**The task**
Reply with nothing except the number of lines that contain the word "this".

########

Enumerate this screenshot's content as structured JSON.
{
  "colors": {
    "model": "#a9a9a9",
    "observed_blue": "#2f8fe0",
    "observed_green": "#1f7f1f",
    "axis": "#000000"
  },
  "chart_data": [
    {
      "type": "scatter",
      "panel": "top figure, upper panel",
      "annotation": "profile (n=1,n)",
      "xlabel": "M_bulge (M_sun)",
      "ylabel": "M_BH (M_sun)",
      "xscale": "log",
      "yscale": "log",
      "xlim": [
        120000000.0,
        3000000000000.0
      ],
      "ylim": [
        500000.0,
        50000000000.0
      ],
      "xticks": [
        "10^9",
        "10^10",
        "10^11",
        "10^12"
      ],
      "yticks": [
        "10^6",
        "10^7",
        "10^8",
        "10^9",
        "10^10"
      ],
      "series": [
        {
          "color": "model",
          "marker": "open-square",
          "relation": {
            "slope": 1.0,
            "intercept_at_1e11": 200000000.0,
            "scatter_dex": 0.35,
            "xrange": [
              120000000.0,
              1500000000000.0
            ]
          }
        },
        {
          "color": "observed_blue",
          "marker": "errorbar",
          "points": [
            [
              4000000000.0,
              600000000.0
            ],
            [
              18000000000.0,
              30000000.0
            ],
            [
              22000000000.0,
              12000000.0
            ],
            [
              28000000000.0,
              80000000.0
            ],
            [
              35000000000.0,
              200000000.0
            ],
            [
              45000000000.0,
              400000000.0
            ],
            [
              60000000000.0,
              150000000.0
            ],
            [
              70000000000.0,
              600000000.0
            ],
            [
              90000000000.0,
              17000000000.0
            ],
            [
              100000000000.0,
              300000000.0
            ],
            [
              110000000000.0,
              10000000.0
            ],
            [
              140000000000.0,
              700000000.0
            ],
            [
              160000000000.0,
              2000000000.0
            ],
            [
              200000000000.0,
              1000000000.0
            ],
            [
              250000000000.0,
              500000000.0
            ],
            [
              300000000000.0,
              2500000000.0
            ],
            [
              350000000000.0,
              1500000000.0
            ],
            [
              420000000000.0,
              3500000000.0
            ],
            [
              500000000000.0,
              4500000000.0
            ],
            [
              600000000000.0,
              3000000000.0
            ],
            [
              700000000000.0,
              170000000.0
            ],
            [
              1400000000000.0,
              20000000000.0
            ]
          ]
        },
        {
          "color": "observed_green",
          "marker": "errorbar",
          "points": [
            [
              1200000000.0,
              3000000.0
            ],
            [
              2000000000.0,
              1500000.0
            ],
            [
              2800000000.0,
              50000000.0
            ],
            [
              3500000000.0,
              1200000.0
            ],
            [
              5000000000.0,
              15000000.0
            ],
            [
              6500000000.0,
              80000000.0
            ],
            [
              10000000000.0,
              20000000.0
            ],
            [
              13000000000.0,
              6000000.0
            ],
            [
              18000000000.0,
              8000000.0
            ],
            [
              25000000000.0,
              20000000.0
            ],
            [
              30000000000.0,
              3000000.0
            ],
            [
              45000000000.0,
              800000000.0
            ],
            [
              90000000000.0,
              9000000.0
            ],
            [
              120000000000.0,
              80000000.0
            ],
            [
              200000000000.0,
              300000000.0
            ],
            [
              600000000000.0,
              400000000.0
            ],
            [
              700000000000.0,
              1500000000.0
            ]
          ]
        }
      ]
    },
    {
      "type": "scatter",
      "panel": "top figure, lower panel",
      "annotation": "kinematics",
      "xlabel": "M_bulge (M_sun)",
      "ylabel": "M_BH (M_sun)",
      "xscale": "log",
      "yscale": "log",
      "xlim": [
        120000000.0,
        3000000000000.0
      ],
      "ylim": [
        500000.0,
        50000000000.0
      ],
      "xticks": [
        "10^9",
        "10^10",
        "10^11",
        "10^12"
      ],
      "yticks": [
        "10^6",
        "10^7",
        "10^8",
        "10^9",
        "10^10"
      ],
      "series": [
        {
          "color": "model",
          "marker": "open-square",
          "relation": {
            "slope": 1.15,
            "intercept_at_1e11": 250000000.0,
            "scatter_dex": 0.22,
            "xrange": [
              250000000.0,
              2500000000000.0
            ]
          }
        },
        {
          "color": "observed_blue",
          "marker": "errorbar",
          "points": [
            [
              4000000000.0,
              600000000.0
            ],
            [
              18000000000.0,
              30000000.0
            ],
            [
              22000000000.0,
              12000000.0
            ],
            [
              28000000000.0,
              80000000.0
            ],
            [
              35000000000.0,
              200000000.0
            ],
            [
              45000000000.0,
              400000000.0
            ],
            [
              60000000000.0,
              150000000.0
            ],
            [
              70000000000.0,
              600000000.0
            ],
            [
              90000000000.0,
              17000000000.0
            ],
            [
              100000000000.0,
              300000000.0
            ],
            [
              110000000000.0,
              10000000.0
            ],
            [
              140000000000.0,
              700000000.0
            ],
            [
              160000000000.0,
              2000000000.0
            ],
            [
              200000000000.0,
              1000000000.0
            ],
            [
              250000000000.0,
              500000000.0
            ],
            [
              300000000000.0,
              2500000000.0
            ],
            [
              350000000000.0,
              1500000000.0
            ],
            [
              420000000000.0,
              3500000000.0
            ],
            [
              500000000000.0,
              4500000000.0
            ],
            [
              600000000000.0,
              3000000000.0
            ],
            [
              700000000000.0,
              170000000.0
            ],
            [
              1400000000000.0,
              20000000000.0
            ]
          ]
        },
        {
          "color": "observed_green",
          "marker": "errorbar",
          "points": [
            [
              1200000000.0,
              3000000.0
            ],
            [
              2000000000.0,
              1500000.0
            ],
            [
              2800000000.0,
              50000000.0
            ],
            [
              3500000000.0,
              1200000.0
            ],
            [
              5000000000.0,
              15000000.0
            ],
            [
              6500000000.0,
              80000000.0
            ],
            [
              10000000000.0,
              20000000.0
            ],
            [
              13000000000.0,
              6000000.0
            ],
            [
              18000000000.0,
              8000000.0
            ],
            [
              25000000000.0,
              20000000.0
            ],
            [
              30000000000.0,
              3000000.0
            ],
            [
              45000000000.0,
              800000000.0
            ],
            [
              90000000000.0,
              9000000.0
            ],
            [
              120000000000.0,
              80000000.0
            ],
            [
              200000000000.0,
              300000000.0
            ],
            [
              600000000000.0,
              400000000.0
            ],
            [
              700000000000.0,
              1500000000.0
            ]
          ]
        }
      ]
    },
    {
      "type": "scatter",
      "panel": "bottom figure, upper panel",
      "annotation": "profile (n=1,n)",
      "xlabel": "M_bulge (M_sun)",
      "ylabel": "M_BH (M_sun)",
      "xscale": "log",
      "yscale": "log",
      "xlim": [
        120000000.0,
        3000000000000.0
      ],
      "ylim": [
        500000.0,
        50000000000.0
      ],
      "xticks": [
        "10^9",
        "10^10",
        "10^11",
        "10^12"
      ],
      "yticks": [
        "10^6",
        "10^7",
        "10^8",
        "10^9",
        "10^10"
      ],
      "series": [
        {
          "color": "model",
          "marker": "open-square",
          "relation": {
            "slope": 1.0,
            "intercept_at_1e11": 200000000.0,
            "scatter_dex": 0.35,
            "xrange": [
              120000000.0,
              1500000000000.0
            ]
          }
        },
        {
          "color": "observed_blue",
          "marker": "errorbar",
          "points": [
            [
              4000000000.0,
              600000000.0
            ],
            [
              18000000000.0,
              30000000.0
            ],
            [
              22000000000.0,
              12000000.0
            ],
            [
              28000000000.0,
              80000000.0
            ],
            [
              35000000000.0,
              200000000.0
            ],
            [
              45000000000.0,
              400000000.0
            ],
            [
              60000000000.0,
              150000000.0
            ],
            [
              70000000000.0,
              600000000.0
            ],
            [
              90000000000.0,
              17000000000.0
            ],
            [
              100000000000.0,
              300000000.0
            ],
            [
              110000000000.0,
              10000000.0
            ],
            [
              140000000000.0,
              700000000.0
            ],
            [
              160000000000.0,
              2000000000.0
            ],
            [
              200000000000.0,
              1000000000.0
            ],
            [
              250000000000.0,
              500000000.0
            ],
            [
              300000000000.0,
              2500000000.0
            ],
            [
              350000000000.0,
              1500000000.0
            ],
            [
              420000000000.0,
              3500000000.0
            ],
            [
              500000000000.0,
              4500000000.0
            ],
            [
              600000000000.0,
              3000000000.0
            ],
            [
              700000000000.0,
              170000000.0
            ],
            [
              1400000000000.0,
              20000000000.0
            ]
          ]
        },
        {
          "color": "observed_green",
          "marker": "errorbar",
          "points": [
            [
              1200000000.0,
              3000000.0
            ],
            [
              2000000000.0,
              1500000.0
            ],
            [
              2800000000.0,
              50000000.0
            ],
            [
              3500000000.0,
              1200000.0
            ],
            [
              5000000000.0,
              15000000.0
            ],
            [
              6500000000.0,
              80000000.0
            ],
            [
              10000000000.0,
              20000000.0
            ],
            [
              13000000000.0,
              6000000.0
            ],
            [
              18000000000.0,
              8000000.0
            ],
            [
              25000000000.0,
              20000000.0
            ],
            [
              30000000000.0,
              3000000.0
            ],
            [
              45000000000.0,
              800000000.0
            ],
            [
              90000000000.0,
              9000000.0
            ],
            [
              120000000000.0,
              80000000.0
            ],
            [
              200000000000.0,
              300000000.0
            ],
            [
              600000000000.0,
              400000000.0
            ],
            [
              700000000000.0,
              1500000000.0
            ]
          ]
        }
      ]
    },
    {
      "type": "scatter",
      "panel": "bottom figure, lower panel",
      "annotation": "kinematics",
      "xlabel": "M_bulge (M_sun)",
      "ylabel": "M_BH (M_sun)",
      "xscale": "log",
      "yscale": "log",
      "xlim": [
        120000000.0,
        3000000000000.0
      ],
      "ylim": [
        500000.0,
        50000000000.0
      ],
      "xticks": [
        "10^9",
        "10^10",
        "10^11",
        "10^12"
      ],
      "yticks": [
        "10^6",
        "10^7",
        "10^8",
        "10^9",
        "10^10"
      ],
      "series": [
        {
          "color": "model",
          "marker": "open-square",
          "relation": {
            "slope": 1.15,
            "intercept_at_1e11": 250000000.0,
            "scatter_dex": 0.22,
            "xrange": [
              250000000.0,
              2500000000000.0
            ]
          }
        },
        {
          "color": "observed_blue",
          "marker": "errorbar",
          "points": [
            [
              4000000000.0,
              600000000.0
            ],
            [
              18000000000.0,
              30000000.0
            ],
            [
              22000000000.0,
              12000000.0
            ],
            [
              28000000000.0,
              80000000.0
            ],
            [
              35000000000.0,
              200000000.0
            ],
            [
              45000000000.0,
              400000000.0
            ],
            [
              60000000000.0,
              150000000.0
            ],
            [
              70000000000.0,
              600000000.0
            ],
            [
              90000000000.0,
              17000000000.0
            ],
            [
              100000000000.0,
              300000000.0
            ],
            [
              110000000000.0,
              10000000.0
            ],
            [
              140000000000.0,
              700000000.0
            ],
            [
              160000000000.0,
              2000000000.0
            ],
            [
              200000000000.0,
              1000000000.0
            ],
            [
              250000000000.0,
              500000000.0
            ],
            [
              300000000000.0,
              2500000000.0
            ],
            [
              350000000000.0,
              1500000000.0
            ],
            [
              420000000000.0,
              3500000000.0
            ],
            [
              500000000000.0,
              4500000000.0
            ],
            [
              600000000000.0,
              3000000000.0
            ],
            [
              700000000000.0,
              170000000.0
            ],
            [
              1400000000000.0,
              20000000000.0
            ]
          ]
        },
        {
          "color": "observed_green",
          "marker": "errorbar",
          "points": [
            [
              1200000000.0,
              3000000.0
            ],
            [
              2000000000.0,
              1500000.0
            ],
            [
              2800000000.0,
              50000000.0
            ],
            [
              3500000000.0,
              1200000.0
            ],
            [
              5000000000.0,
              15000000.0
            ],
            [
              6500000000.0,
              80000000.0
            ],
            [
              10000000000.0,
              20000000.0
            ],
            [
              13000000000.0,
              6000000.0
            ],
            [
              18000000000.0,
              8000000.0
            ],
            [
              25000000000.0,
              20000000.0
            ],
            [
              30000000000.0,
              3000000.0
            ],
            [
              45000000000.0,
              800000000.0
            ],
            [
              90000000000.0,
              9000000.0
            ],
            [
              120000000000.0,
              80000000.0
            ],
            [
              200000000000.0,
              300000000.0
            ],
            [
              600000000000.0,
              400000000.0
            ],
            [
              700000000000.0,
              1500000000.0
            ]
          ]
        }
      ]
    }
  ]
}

########

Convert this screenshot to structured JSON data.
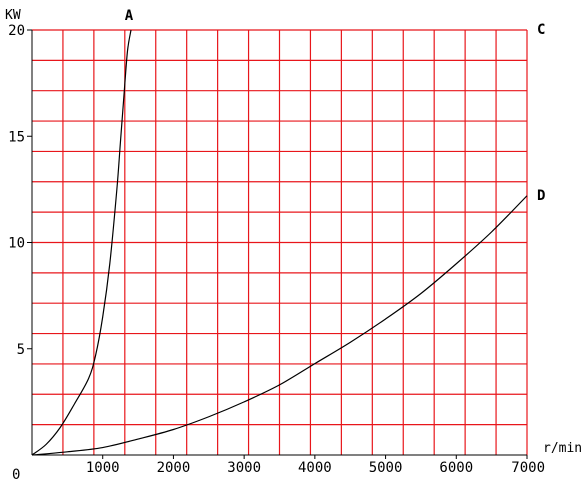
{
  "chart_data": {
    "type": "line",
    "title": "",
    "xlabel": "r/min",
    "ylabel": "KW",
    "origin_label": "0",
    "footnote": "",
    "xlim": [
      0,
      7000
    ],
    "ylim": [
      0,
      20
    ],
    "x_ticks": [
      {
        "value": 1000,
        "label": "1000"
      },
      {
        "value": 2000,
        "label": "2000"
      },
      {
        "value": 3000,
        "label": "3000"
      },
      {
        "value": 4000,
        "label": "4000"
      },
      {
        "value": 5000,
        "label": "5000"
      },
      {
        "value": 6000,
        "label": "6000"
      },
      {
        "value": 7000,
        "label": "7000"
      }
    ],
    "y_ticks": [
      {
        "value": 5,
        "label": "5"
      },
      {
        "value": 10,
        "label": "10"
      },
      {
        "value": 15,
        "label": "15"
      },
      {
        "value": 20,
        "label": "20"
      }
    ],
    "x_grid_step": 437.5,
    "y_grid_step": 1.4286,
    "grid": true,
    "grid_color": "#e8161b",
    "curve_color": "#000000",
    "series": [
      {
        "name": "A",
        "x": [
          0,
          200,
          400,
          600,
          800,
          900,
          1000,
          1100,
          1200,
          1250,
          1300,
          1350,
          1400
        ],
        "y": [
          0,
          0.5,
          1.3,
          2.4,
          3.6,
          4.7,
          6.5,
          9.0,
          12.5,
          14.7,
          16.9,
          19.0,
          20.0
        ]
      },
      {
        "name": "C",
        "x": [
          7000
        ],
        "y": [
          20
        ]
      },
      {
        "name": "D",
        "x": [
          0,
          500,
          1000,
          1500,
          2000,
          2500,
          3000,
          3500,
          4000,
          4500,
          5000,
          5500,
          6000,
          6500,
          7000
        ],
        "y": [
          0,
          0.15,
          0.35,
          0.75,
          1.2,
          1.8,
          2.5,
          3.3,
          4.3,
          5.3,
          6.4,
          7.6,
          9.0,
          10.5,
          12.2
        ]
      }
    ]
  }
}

########

**Solution to the exercise**
2